— START —

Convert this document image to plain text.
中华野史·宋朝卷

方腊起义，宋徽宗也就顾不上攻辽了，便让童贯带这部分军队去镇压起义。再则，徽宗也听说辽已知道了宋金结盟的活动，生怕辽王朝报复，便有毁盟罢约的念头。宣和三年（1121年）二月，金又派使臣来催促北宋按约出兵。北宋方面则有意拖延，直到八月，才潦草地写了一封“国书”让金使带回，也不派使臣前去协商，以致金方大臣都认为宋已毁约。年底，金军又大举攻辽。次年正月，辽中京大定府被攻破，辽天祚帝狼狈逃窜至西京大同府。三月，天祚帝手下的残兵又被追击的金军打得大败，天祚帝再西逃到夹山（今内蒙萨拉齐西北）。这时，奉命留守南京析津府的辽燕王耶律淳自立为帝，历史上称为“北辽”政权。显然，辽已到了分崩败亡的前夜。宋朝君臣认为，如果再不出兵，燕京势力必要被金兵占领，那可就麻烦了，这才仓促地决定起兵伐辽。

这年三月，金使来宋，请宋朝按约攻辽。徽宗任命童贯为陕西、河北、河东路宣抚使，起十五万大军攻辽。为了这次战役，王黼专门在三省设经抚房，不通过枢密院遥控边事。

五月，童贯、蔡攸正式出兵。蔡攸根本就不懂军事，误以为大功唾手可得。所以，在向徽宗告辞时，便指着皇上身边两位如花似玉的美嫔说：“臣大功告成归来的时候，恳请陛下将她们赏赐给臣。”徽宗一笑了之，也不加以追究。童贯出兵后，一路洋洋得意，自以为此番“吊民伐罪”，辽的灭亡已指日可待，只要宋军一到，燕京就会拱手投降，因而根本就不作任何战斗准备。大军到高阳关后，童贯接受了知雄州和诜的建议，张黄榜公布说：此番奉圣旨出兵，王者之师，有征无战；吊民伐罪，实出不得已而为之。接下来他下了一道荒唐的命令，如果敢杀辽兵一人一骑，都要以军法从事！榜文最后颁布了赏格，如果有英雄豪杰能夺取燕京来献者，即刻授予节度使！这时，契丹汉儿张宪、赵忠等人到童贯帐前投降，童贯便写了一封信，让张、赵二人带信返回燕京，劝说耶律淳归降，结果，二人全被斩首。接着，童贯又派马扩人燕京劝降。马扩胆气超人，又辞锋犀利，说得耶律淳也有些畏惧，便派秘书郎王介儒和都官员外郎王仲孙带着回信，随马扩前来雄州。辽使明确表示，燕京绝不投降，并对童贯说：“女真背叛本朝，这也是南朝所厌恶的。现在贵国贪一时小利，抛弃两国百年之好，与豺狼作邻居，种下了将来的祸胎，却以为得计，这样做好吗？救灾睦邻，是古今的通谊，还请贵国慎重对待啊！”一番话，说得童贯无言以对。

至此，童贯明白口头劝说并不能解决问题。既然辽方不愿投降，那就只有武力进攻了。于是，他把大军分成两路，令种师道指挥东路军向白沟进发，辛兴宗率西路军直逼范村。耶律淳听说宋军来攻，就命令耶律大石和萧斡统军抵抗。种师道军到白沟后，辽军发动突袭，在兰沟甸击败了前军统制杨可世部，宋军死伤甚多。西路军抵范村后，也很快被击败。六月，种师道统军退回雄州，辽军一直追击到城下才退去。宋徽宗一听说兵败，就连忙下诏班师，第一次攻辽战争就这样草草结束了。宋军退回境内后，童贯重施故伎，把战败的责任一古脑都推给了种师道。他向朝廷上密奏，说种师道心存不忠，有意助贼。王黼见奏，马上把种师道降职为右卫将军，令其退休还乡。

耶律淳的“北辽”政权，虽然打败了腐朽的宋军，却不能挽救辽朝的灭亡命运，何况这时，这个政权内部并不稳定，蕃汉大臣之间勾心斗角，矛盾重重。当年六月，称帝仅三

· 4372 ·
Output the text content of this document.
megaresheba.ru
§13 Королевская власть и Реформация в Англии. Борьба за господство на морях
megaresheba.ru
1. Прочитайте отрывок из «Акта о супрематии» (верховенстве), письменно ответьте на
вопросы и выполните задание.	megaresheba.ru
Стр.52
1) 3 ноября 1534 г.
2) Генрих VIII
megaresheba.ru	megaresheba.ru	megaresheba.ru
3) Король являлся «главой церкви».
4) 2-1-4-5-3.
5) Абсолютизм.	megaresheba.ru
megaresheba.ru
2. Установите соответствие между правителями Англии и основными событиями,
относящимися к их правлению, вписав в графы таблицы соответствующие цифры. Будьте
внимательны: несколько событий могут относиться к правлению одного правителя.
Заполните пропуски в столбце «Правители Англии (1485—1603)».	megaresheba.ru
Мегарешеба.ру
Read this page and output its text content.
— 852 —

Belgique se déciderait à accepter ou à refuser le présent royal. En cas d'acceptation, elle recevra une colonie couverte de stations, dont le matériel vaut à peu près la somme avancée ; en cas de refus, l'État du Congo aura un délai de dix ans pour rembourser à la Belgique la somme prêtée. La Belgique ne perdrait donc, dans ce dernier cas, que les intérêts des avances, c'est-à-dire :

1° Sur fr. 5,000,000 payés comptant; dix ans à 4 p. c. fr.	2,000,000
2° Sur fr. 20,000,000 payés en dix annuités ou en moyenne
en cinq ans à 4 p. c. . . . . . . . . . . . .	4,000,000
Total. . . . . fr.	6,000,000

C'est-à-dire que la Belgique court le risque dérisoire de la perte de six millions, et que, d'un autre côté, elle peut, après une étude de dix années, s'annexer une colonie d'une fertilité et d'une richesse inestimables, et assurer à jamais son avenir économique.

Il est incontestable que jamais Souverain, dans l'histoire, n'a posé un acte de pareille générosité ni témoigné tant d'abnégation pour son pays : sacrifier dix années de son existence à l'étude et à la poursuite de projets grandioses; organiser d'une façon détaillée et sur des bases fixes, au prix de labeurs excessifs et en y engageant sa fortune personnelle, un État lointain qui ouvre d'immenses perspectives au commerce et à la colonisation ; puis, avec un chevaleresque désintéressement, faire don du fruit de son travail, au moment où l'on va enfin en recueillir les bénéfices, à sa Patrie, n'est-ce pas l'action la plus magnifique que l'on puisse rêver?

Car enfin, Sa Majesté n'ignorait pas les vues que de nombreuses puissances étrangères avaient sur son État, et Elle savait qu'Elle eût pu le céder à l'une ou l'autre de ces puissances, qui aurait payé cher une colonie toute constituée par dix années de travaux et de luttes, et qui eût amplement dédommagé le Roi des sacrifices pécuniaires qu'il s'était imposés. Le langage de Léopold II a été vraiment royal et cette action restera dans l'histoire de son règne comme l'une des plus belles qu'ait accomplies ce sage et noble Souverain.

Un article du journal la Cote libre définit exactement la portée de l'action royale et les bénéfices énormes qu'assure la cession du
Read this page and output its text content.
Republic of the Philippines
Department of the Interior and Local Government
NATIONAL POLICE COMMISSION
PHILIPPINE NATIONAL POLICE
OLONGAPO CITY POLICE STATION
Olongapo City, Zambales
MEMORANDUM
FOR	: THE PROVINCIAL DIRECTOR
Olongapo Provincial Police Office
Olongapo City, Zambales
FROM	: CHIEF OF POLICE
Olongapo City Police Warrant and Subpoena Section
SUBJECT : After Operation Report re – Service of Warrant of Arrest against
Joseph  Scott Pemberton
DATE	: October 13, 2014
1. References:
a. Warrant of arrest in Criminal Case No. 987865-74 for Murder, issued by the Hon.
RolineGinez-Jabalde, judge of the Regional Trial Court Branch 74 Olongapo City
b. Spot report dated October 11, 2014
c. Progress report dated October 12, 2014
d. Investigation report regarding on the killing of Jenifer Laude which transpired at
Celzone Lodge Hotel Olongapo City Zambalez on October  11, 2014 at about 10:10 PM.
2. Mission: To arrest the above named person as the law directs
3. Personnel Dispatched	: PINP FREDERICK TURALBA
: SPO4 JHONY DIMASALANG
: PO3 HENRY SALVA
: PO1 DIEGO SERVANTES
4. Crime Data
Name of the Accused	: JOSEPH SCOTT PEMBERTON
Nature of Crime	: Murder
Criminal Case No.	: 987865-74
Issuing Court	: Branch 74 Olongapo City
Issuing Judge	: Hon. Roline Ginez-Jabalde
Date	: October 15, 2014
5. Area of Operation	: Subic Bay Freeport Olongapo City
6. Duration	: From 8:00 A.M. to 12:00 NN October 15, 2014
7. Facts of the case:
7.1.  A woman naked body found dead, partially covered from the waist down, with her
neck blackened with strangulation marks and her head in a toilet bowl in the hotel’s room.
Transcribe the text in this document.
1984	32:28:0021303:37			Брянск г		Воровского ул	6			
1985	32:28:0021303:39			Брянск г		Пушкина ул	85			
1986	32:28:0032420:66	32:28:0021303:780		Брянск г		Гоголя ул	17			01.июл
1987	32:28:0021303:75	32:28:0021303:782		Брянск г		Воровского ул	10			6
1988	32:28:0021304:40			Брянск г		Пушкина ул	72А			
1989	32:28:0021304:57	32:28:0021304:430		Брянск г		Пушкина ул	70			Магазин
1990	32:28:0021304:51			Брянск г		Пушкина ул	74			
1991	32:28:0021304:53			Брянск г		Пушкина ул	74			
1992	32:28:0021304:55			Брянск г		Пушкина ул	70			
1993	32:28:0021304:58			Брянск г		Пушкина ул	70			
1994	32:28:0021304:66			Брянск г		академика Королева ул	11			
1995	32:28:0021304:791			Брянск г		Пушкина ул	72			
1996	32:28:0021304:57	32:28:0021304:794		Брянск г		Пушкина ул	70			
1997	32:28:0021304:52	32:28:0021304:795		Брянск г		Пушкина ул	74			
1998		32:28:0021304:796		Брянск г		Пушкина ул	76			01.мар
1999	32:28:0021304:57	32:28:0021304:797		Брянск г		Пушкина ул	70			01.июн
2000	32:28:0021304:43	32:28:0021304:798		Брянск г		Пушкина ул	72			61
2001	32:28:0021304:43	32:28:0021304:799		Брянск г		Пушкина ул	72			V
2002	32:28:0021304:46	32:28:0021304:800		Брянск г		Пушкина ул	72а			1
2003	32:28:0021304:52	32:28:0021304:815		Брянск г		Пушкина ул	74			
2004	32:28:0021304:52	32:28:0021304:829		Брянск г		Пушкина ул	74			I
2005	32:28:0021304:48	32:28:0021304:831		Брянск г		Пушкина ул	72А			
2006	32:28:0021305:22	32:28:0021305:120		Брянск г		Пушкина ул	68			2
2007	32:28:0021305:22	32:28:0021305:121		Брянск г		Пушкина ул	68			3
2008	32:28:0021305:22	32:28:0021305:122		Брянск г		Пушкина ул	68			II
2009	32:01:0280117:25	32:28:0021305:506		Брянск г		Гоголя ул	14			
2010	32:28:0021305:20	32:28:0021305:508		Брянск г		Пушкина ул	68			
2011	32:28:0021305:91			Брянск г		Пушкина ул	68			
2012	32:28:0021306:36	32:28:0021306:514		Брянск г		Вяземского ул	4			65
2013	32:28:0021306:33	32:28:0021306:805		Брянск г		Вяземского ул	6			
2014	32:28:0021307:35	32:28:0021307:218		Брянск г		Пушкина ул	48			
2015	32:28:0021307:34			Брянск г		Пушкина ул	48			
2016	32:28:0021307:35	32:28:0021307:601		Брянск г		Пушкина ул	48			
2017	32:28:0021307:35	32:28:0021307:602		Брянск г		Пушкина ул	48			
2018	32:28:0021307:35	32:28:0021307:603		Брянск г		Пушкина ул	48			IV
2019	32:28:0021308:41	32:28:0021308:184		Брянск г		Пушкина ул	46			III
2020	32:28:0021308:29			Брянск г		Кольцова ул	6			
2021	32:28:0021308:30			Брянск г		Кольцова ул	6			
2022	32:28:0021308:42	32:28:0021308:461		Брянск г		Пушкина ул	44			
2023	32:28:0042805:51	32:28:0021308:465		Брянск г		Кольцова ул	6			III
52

— END —

◆ Directions for this task: Copy each line that holds the word "jamais".

◆ Problem solution:
C'est-à-dire que la Belgique court le risque dérisoire de la perte de six millions, et que, d'un autre côté, elle peut, après une étude de dix années, s'annexer une colonie d'une fertilité et d'une richesse inestimables, et assurer à jamais son avenir économique.
Il est incontestable que jamais Souverain, dans l'histoire, n'a posé un acte de pareille générosité ni témoigné tant d'abnégation pour son pays : sacrifier dix années de son existence à l'étude et à la poursuite de projets grandioses; organiser d'une façon détaillée et sur des bases fixes, au prix de labeurs excessifs et en y engageant sa fortune personnelle, un État lointain qui ouvre d'immenses perspectives au commerce et à la colonisation ; puis, avec un chevaleresque désintéressement, faire don du fruit de son travail, au moment où l'on va enfin en recueillir les bénéfices, à sa Patrie, n'est-ce pas l'action la plus magnifique que l'on puisse rêver?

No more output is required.